[start of Supplied entries]

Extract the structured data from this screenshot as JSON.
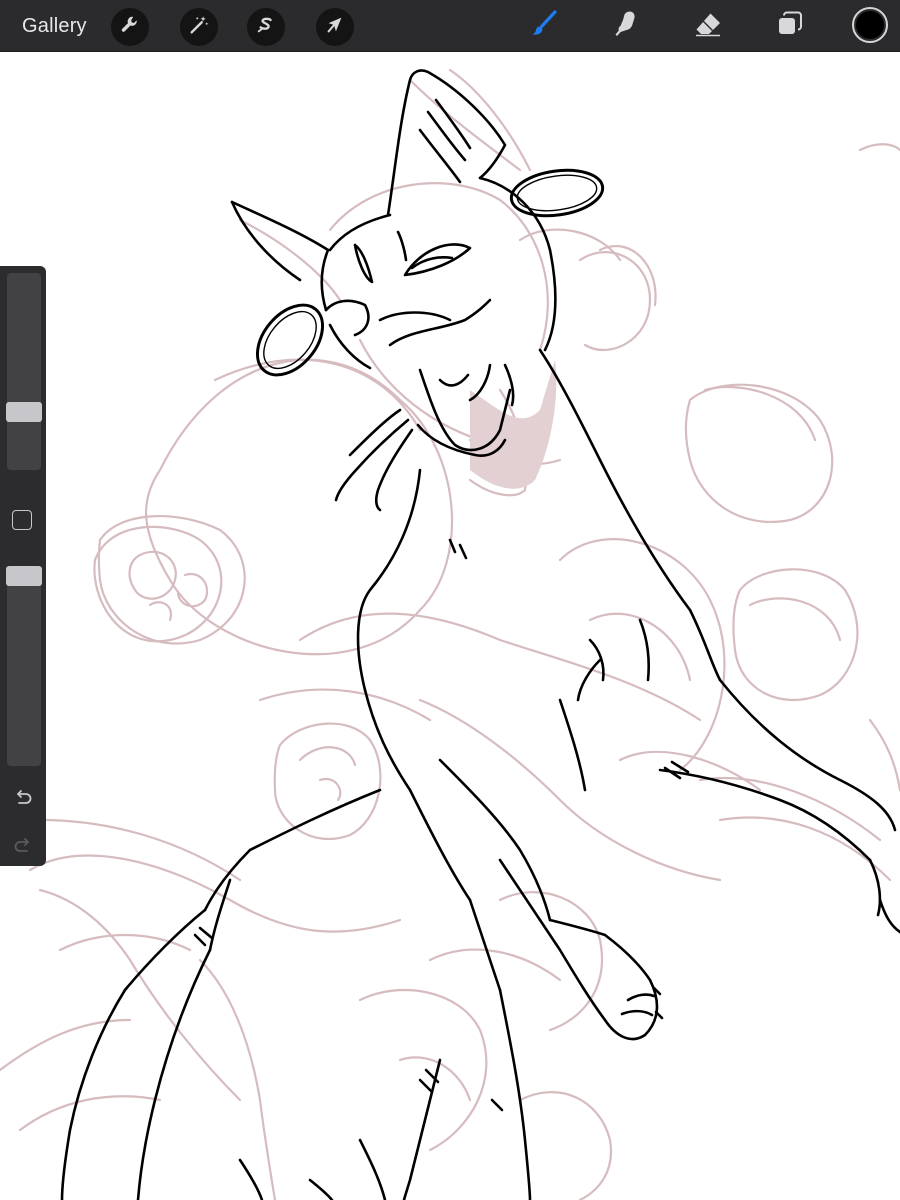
{
  "toolbar": {
    "gallery_label": "Gallery",
    "left_tools": [
      {
        "name": "actions",
        "icon": "wrench-icon"
      },
      {
        "name": "adjustments",
        "icon": "magic-wand-icon"
      },
      {
        "name": "selection",
        "icon": "selection-s-icon"
      },
      {
        "name": "transform",
        "icon": "arrow-cursor-icon"
      }
    ],
    "right_tools": [
      {
        "name": "brush",
        "icon": "brush-icon",
        "active": true
      },
      {
        "name": "smudge",
        "icon": "smudge-finger-icon",
        "active": false
      },
      {
        "name": "eraser",
        "icon": "eraser-icon",
        "active": false
      },
      {
        "name": "layers",
        "icon": "layers-icon",
        "active": false
      }
    ],
    "active_color": "#000000",
    "active_tool_color": "#1e7cf2",
    "icon_color": "#d8d8da"
  },
  "sidebar": {
    "brush_size_level": 0.27,
    "brush_opacity_level": 1.0,
    "modify_button_icon": "square-icon",
    "undo_icon": "undo-icon",
    "redo_icon": "redo-icon"
  },
  "canvas": {
    "background": "#ffffff",
    "sketch_color": "#d4b8bc",
    "lineart_color": "#000000"
  }
}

[end of Supplied entries]

_Written problem_:
Your task is an exact transcription of all the data, minus the pictures.

_Result of this exercise_:
Extract the structured data from this screenshot as JSON.
{
  "toolbar": {
    "gallery_label": "Gallery",
    "left_tools": [
      {
        "name": "actions",
        "icon": "wrench-icon"
      },
      {
        "name": "adjustments",
        "icon": "magic-wand-icon"
      },
      {
        "name": "selection",
        "icon": "selection-s-icon"
      },
      {
        "name": "transform",
        "icon": "arrow-cursor-icon"
      }
    ],
    "right_tools": [
      {
        "name": "brush",
        "icon": "brush-icon",
        "active": true
      },
      {
        "name": "smudge",
        "icon": "smudge-finger-icon",
        "active": false
      },
      {
        "name": "eraser",
        "icon": "eraser-icon",
        "active": false
      },
      {
        "name": "layers",
        "icon": "layers-icon",
        "active": false
      }
    ],
    "active_color": "#000000",
    "active_tool_color": "#1e7cf2",
    "icon_color": "#d8d8da"
  },
  "sidebar": {
    "brush_size_level": 0.27,
    "brush_opacity_level": 1.0,
    "modify_button_icon": "square-icon",
    "undo_icon": "undo-icon",
    "redo_icon": "redo-icon"
  },
  "canvas": {
    "background": "#ffffff",
    "sketch_color": "#d4b8bc",
    "lineart_color": "#000000"
  }
}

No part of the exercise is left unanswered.